> [Excerto de origem]:
□ □ □ □ □ □ □

Veríssimo, acredita Toni, conseguiu tirar partido desta segunda passagem pelo banco do Benfica. Sobretudo com a impressão que está a deixar nesta reta final. «Acho que ele soube capitalizar este tempo que esteve à frente da equipa principal. Num espaço curto de tempo, mudou o sistema que o Benfica estava a utilizar. Não é fácil, não tem tempo para consolidar processos. E rompeu também com alguns jogadores, não teve rebuço por exemplo em pôr o João Mário no banco», analisa: «Os primeiros tempos não foram nada fáceis. Objetivamente, quando entrou estava a quatro pontos, agora está a 15. Foi eliminado da Taça de Portugal e da Taça da Liga. Mas isso quase já está num segundo plano, porque o que fica são quase sempre as últimas impressões. Havia uma ideia e agora, com a eliminação do Ajax, com uma certa dignidade na eliminação com o Liverpool e com a vitória sobre o Sporting, está-se a pintar com cores mais vivas em relação àquelas que se pintou inicialmente. Há dividendos que o treinador vai retirar.»

Toni e o «tempo dos tostões»

Toni tem um percurso de mais de três décadas de ligação ao Benfica, como jogador e depois em vários momentos como treinador. Foi interino em três ocasiões diferentes, foi adjunto e treinador principal. Em novembro de 1987/88 substituiu Ebbe Skovdahl e terminou a época a disputar a final da Taça dos Campeões Europeus. Na temporada seguinte assumiu como número 1 e foi campeão nacional, mas no verão de 1989 Sven-Goran Eriksson regressou ao clube e Toni passou a adjunto. Voltou a assumir a equipa em 1992/93, depois da saída de Eriksson. Continuou para a época seguinte, foi de novo campeão nacional e voltou a ver o clube contratar novo treinador. Dessa vez saiu, para treinar o Bordéus. Ainda voltou uma terceira vez, quando em dezembro de 2000 substituiu José Mourinho, e também aí começou de novo a temporada seguinte, antes de decidir sair pela última vez, dando lugar ao então seu adjunto Jesualdo Ferreira em dezembro de 2001. Foi a vez de o próprio Jesualdo assumir um papel de transição, acabando por ser confirmado no final da época e começar temporada seguinte como treinador principal.

□ □ □ □ □ □ □

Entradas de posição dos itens
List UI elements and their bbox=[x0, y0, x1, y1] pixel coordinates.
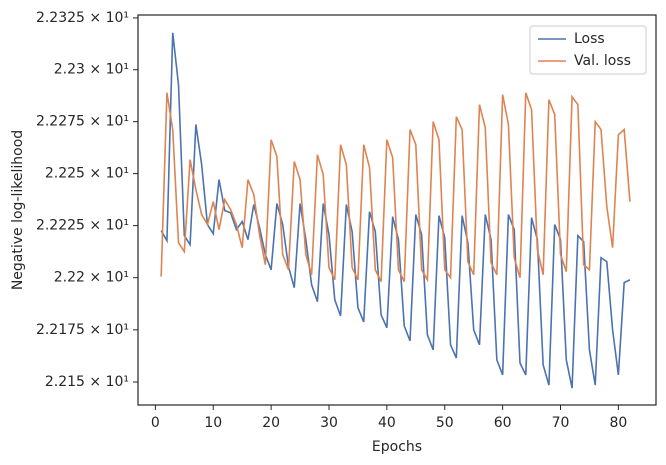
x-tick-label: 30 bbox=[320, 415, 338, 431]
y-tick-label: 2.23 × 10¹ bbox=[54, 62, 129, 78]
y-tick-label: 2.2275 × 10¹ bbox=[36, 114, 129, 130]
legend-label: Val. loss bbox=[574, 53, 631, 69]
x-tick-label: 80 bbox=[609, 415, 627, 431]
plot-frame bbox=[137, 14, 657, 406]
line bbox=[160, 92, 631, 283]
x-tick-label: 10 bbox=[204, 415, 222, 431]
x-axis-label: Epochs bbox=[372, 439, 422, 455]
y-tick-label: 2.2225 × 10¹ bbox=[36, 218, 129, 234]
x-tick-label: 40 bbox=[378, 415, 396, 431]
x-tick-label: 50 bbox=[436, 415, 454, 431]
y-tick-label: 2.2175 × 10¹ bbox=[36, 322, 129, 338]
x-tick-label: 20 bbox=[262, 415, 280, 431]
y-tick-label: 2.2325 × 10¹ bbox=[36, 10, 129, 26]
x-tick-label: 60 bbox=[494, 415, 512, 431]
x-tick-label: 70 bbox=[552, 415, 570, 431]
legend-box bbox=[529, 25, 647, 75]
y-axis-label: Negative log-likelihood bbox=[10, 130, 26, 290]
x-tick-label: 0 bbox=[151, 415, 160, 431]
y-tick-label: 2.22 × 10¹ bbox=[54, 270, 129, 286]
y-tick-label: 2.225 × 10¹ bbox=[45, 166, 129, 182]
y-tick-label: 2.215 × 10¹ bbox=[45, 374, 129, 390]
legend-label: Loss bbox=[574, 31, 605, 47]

□ □ □ □ □ □ □

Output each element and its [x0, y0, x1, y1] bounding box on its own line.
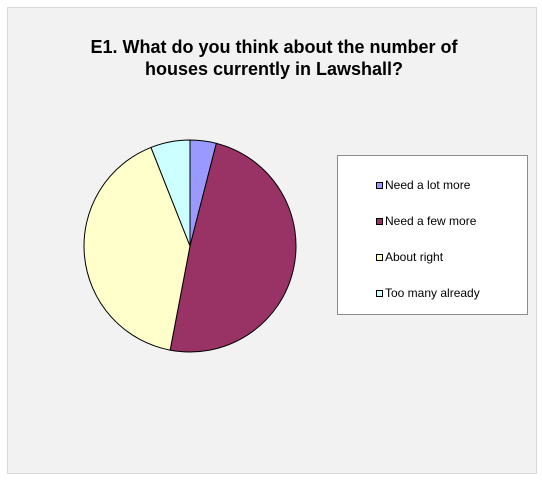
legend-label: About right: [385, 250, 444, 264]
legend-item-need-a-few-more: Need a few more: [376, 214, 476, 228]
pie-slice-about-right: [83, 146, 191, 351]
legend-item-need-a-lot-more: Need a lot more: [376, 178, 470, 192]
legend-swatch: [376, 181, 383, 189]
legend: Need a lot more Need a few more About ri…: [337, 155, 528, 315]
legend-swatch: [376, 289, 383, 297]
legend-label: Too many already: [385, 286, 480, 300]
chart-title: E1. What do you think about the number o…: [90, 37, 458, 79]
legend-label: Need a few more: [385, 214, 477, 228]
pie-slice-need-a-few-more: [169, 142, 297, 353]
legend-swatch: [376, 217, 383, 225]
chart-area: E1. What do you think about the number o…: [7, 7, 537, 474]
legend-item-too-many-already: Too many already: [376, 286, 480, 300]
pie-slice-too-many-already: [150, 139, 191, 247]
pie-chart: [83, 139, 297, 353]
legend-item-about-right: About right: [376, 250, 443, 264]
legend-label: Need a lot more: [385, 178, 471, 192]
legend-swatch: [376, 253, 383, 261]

□ □ □ □ □ □ □

> [Objetivo]:
Com base no excerto sobre Toni e o Benfica, responda:
(a) De que duas taças foi o Benfica eliminado com Veríssimo?
(b) Que clube saiu Toni do Benfica para treinar?
(c) A quem deu Toni lugar em dezembro de 2001?
As entradas não têm qualquer relação com o excerto.

> [Resposta ao exercício]:
(a) Da Taça de Portugal e da Taça da Liga.
(b) O Bordéus.
(c) A Jesualdo Ferreira, então seu adjunto.